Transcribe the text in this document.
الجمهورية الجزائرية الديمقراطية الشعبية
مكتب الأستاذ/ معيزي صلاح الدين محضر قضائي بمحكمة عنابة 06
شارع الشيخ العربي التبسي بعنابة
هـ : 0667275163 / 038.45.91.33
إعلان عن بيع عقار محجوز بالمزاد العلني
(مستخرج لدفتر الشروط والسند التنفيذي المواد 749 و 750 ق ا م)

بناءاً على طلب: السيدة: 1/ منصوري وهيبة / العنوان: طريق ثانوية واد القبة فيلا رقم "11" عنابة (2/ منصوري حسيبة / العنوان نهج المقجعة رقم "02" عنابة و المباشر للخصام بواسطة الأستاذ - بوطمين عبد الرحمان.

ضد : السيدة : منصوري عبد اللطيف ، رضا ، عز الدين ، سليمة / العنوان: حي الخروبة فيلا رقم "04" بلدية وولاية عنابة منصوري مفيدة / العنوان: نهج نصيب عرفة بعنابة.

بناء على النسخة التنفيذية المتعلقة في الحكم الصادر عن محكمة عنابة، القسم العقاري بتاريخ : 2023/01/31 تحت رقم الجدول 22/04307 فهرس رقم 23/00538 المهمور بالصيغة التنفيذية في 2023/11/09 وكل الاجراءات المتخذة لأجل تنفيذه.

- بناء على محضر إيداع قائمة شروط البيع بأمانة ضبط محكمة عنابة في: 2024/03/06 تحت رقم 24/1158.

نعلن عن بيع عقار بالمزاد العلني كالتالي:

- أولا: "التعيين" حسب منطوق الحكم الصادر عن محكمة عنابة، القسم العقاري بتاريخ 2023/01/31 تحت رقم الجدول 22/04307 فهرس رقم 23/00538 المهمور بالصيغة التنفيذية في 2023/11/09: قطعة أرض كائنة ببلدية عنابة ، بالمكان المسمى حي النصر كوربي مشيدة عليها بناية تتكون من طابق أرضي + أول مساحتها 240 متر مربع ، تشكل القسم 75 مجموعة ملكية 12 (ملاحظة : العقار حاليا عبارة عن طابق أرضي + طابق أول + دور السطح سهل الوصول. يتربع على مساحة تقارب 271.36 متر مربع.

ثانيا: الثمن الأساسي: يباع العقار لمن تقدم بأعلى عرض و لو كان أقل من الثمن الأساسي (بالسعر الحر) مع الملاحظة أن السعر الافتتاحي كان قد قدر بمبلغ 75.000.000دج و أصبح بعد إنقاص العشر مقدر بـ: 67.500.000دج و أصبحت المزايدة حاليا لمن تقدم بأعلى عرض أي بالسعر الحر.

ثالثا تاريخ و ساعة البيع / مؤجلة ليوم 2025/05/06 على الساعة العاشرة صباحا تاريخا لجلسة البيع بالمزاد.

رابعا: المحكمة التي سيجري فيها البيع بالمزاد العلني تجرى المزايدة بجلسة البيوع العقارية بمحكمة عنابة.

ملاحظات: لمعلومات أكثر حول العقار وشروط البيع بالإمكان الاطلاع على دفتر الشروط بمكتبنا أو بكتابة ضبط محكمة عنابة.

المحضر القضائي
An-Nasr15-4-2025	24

===============

Extract all of the data above and output it character for character.

Transcribe the text in this document.
الجمهورية الجزائرية الديمقراطية الشعبية
مكتب الأستاذ/ معيزي صلاح الدين محضر قضائي بمحكمة عنابة 06
شارع الشيخ العربي التبسي بعنابة
هـ : 0667275163 / 038.45.91.33
إعلان عن بيع عقار محجوز بالمزاد العلني
(مستخرج لدفتر الشروط والسند التنفيذي المواد 749 و 750 ق ا م)

بناءاً على طلب: السيدة: 1/ منصوري وهيبة / العنوان: طريق ثانوية واد القبة فيلا رقم "11" عنابة (2/ منصوري حسيبة / العنوان نهج المقجعة رقم "02" عنابة و المباشر للخصام بواسطة الأستاذ - بوطمين عبد الرحمان.

ضد : السيدة : منصوري عبد اللطيف ، رضا ، عز الدين ، سليمة / العنوان: حي الخروبة فيلا رقم "04" بلدية وولاية عنابة منصوري مفيدة / العنوان: نهج نصيب عرفة بعنابة.

بناء على النسخة التنفيذية المتعلقة في الحكم الصادر عن محكمة عنابة، القسم العقاري بتاريخ : 2023/01/31 تحت رقم الجدول 22/04307 فهرس رقم 23/00538 المهمور بالصيغة التنفيذية في 2023/11/09 وكل الاجراءات المتخذة لأجل تنفيذه.

- بناء على محضر إيداع قائمة شروط البيع بأمانة ضبط محكمة عنابة في: 2024/03/06 تحت رقم 24/1158.

نعلن عن بيع عقار بالمزاد العلني كالتالي:

- أولا: "التعيين" حسب منطوق الحكم الصادر عن محكمة عنابة، القسم العقاري بتاريخ 2023/01/31 تحت رقم الجدول 22/04307 فهرس رقم 23/00538 المهمور بالصيغة التنفيذية في 2023/11/09: قطعة أرض كائنة ببلدية عنابة ، بالمكان المسمى حي النصر كوربي مشيدة عليها بناية تتكون من طابق أرضي + أول مساحتها 240 متر مربع ، تشكل القسم 75 مجموعة ملكية 12 (ملاحظة : العقار حاليا عبارة عن طابق أرضي + طابق أول + دور السطح سهل الوصول. يتربع على مساحة تقارب 271.36 متر مربع.

ثانيا: الثمن الأساسي: يباع العقار لمن تقدم بأعلى عرض و لو كان أقل من الثمن الأساسي (بالسعر الحر) مع الملاحظة أن السعر الافتتاحي كان قد قدر بمبلغ 75.000.000دج و أصبح بعد إنقاص العشر مقدر بـ: 67.500.000دج و أصبحت المزايدة حاليا لمن تقدم بأعلى عرض أي بالسعر الحر.

ثالثا تاريخ و ساعة البيع / مؤجلة ليوم 2025/05/06 على الساعة العاشرة صباحا تاريخا لجلسة البيع بالمزاد.

رابعا: المحكمة التي سيجري فيها البيع بالمزاد العلني تجرى المزايدة بجلسة البيوع العقارية بمحكمة عنابة.

ملاحظات: لمعلومات أكثر حول العقار وشروط البيع بالإمكان الاطلاع على دفتر الشروط بمكتبنا أو بكتابة ضبط محكمة عنابة.

المحضر القضائي
An-Nasr15-4-2025	24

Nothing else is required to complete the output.